**INPUT RECORDS**

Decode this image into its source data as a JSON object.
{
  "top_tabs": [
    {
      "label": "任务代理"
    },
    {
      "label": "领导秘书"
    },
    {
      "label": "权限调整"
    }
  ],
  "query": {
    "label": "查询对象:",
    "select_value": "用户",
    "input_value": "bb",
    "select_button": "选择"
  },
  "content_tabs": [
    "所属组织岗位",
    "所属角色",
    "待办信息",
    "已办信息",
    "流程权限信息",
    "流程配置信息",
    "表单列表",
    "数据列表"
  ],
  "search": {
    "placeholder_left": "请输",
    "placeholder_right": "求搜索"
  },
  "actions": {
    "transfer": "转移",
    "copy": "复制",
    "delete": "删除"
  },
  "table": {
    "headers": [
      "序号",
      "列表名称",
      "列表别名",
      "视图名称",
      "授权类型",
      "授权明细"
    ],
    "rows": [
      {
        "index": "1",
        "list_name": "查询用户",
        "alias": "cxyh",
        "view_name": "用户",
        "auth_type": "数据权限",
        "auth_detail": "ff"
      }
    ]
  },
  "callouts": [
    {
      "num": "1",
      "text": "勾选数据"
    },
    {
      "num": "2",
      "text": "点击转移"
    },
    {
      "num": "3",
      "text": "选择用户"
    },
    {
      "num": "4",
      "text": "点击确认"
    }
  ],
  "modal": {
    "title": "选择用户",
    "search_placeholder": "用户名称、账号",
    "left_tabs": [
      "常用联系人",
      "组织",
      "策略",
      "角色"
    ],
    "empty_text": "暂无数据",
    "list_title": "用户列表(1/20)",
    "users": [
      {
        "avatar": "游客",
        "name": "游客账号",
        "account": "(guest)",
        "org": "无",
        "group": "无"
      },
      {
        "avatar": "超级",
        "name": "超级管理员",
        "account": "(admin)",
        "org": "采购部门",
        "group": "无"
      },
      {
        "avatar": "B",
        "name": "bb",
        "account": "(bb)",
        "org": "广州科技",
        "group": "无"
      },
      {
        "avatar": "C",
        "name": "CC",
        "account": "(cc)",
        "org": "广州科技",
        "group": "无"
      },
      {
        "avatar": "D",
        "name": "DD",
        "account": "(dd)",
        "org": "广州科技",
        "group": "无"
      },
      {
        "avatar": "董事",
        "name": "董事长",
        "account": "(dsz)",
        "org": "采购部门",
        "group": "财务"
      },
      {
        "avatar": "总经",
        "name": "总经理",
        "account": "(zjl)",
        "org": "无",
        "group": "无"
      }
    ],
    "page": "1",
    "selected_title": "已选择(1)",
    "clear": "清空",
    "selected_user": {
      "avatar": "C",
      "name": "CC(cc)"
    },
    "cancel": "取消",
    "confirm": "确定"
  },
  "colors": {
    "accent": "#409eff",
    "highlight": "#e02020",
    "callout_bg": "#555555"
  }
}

**GIVEN TASK**
Generate an exact reproduction of all entries.

**FINISHED ANSWER**
Decode this image into its source data as a JSON object.
{
  "top_tabs": [
    {
      "label": "任务代理"
    },
    {
      "label": "领导秘书"
    },
    {
      "label": "权限调整"
    }
  ],
  "query": {
    "label": "查询对象:",
    "select_value": "用户",
    "input_value": "bb",
    "select_button": "选择"
  },
  "content_tabs": [
    "所属组织岗位",
    "所属角色",
    "待办信息",
    "已办信息",
    "流程权限信息",
    "流程配置信息",
    "表单列表",
    "数据列表"
  ],
  "search": {
    "placeholder_left": "请输",
    "placeholder_right": "求搜索"
  },
  "actions": {
    "transfer": "转移",
    "copy": "复制",
    "delete": "删除"
  },
  "table": {
    "headers": [
      "序号",
      "列表名称",
      "列表别名",
      "视图名称",
      "授权类型",
      "授权明细"
    ],
    "rows": [
      {
        "index": "1",
        "list_name": "查询用户",
        "alias": "cxyh",
        "view_name": "用户",
        "auth_type": "数据权限",
        "auth_detail": "ff"
      }
    ]
  },
  "callouts": [
    {
      "num": "1",
      "text": "勾选数据"
    },
    {
      "num": "2",
      "text": "点击转移"
    },
    {
      "num": "3",
      "text": "选择用户"
    },
    {
      "num": "4",
      "text": "点击确认"
    }
  ],
  "modal": {
    "title": "选择用户",
    "search_placeholder": "用户名称、账号",
    "left_tabs": [
      "常用联系人",
      "组织",
      "策略",
      "角色"
    ],
    "empty_text": "暂无数据",
    "list_title": "用户列表(1/20)",
    "users": [
      {
        "avatar": "游客",
        "name": "游客账号",
        "account": "(guest)",
        "org": "无",
        "group": "无"
      },
      {
        "avatar": "超级",
        "name": "超级管理员",
        "account": "(admin)",
        "org": "采购部门",
        "group": "无"
      },
      {
        "avatar": "B",
        "name": "bb",
        "account": "(bb)",
        "org": "广州科技",
        "group": "无"
      },
      {
        "avatar": "C",
        "name": "CC",
        "account": "(cc)",
        "org": "广州科技",
        "group": "无"
      },
      {
        "avatar": "D",
        "name": "DD",
        "account": "(dd)",
        "org": "广州科技",
        "group": "无"
      },
      {
        "avatar": "董事",
        "name": "董事长",
        "account": "(dsz)",
        "org": "采购部门",
        "group": "财务"
      },
      {
        "avatar": "总经",
        "name": "总经理",
        "account": "(zjl)",
        "org": "无",
        "group": "无"
      }
    ],
    "page": "1",
    "selected_title": "已选择(1)",
    "clear": "清空",
    "selected_user": {
      "avatar": "C",
      "name": "CC(cc)"
    },
    "cancel": "取消",
    "confirm": "确定"
  },
  "colors": {
    "accent": "#409eff",
    "highlight": "#e02020",
    "callout_bg": "#555555"
  }
}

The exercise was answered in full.